SUPPLIED RECORDS:
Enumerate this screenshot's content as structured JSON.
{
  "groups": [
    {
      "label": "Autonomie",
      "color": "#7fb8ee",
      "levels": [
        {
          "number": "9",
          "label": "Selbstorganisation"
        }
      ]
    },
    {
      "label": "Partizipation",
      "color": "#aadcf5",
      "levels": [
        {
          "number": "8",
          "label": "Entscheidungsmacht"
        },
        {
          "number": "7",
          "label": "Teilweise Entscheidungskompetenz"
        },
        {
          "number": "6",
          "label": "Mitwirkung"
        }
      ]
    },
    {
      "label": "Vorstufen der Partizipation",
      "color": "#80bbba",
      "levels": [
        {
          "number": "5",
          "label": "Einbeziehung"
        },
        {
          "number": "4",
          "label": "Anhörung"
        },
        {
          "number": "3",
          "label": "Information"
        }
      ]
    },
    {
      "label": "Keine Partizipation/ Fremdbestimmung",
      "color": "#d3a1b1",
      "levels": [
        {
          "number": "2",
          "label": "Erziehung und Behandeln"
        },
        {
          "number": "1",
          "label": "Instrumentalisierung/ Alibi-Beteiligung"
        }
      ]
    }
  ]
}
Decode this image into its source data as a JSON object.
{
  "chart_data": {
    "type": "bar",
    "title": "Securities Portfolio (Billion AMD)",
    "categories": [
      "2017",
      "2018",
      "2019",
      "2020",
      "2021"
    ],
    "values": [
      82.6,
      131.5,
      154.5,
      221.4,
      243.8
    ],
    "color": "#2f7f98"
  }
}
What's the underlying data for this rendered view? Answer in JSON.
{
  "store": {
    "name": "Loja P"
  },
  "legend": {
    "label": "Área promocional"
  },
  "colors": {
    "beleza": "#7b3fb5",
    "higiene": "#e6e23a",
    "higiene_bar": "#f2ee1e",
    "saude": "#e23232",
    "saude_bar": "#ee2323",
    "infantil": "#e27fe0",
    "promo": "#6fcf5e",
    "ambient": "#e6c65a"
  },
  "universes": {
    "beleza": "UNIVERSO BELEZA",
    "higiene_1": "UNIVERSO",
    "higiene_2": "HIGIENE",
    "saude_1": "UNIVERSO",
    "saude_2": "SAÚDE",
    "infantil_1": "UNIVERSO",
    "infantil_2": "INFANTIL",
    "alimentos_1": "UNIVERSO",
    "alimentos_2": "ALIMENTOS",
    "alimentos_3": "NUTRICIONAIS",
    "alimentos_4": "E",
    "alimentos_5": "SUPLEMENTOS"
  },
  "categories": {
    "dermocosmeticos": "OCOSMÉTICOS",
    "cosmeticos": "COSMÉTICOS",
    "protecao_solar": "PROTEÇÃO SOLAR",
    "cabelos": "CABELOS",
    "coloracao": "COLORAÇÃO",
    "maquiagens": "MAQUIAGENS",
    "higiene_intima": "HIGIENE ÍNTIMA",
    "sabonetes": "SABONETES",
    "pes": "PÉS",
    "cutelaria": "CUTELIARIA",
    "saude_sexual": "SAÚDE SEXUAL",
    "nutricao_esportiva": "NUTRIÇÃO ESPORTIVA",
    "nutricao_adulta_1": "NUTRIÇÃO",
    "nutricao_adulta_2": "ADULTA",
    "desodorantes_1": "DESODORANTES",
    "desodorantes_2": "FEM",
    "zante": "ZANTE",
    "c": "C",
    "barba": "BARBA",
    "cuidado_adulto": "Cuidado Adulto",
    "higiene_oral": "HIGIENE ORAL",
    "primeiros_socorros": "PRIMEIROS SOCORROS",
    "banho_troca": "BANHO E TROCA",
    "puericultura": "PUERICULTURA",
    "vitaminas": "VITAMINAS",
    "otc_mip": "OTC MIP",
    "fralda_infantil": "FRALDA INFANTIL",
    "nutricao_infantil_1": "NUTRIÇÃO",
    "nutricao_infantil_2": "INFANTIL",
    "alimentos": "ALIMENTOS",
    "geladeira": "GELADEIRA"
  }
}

TASK DESCRIPTION:
Identify and copy all lines with the word "this".

FINISHED TASK:
Enumerate this screenshot's content as structured JSON.
Decode this image into its source data as a JSON object.
What's the underlying data for this rendered view? Answer in JSON.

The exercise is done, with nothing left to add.